WORK INSTRUCTIONS:
Copy all records verbatim.

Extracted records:

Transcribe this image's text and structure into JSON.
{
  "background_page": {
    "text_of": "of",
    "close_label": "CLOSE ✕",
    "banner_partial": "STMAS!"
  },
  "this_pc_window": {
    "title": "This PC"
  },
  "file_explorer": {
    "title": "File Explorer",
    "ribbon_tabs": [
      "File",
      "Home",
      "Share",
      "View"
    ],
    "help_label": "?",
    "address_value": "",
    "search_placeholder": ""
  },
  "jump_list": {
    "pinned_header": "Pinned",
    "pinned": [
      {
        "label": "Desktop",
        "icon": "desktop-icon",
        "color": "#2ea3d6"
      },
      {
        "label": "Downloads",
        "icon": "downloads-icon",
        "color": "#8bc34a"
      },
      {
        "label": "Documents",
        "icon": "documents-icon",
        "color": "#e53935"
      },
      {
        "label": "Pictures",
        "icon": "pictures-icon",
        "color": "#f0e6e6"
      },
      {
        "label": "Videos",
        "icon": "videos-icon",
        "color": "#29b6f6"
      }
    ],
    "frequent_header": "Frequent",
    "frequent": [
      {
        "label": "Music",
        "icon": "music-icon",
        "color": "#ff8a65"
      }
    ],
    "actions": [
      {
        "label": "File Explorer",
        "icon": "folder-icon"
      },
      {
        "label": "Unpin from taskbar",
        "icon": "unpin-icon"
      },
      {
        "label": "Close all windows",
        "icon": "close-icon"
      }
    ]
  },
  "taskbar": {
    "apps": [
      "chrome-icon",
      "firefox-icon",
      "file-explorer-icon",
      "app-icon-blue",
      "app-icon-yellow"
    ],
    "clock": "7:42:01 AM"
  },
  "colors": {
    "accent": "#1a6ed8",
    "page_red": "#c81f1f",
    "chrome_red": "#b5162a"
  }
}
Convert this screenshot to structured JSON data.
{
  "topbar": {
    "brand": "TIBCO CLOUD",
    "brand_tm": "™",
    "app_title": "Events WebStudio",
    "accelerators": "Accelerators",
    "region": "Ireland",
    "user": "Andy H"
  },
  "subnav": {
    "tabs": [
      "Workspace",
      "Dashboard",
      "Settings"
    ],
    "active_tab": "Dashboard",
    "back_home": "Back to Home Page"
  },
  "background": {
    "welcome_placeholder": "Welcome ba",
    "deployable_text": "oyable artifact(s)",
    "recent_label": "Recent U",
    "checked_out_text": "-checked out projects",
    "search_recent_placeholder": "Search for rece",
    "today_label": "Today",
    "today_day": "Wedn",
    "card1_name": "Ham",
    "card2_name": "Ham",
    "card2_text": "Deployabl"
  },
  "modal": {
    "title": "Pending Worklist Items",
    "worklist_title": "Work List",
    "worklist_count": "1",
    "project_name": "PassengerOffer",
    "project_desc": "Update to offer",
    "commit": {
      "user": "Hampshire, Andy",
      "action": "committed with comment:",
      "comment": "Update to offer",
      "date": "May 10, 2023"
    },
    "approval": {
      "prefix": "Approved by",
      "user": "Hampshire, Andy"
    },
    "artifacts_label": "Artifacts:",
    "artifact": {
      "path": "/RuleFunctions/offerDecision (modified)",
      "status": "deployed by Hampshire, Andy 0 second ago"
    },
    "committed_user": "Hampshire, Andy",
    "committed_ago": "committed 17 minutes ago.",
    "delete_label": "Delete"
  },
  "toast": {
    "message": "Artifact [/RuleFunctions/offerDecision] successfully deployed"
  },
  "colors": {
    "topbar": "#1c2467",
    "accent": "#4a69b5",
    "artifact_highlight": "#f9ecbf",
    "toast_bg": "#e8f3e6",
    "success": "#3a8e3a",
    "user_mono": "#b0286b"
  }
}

COMPLETED EXERCISE:
Transcribe this image's text and structure into JSON.
{
  "background_page": {
    "text_of": "of",
    "close_label": "CLOSE ✕",
    "banner_partial": "STMAS!"
  },
  "this_pc_window": {
    "title": "This PC"
  },
  "file_explorer": {
    "title": "File Explorer",
    "ribbon_tabs": [
      "File",
      "Home",
      "Share",
      "View"
    ],
    "help_label": "?",
    "address_value": "",
    "search_placeholder": ""
  },
  "jump_list": {
    "pinned_header": "Pinned",
    "pinned": [
      {
        "label": "Desktop",
        "icon": "desktop-icon",
        "color": "#2ea3d6"
      },
      {
        "label": "Downloads",
        "icon": "downloads-icon",
        "color": "#8bc34a"
      },
      {
        "label": "Documents",
        "icon": "documents-icon",
        "color": "#e53935"
      },
      {
        "label": "Pictures",
        "icon": "pictures-icon",
        "color": "#f0e6e6"
      },
      {
        "label": "Videos",
        "icon": "videos-icon",
        "color": "#29b6f6"
      }
    ],
    "frequent_header": "Frequent",
    "frequent": [
      {
        "label": "Music",
        "icon": "music-icon",
        "color": "#ff8a65"
      }
    ],
    "actions": [
      {
        "label": "File Explorer",
        "icon": "folder-icon"
      },
      {
        "label": "Unpin from taskbar",
        "icon": "unpin-icon"
      },
      {
        "label": "Close all windows",
        "icon": "close-icon"
      }
    ]
  },
  "taskbar": {
    "apps": [
      "chrome-icon",
      "firefox-icon",
      "file-explorer-icon",
      "app-icon-blue",
      "app-icon-yellow"
    ],
    "clock": "7:42:01 AM"
  },
  "colors": {
    "accent": "#1a6ed8",
    "page_red": "#c81f1f",
    "chrome_red": "#b5162a"
  }
}
Convert this screenshot to structured JSON data.
{
  "topbar": {
    "brand": "TIBCO CLOUD",
    "brand_tm": "™",
    "app_title": "Events WebStudio",
    "accelerators": "Accelerators",
    "region": "Ireland",
    "user": "Andy H"
  },
  "subnav": {
    "tabs": [
      "Workspace",
      "Dashboard",
      "Settings"
    ],
    "active_tab": "Dashboard",
    "back_home": "Back to Home Page"
  },
  "background": {
    "welcome_placeholder": "Welcome ba",
    "deployable_text": "oyable artifact(s)",
    "recent_label": "Recent U",
    "checked_out_text": "-checked out projects",
    "search_recent_placeholder": "Search for rece",
    "today_label": "Today",
    "today_day": "Wedn",
    "card1_name": "Ham",
    "card2_name": "Ham",
    "card2_text": "Deployabl"
  },
  "modal": {
    "title": "Pending Worklist Items",
    "worklist_title": "Work List",
    "worklist_count": "1",
    "project_name": "PassengerOffer",
    "project_desc": "Update to offer",
    "commit": {
      "user": "Hampshire, Andy",
      "action": "committed with comment:",
      "comment": "Update to offer",
      "date": "May 10, 2023"
    },
    "approval": {
      "prefix": "Approved by",
      "user": "Hampshire, Andy"
    },
    "artifacts_label": "Artifacts:",
    "artifact": {
      "path": "/RuleFunctions/offerDecision (modified)",
      "status": "deployed by Hampshire, Andy 0 second ago"
    },
    "committed_user": "Hampshire, Andy",
    "committed_ago": "committed 17 minutes ago.",
    "delete_label": "Delete"
  },
  "toast": {
    "message": "Artifact [/RuleFunctions/offerDecision] successfully deployed"
  },
  "colors": {
    "topbar": "#1c2467",
    "accent": "#4a69b5",
    "artifact_highlight": "#f9ecbf",
    "toast_bg": "#e8f3e6",
    "success": "#3a8e3a",
    "user_mono": "#b0286b"
  }
}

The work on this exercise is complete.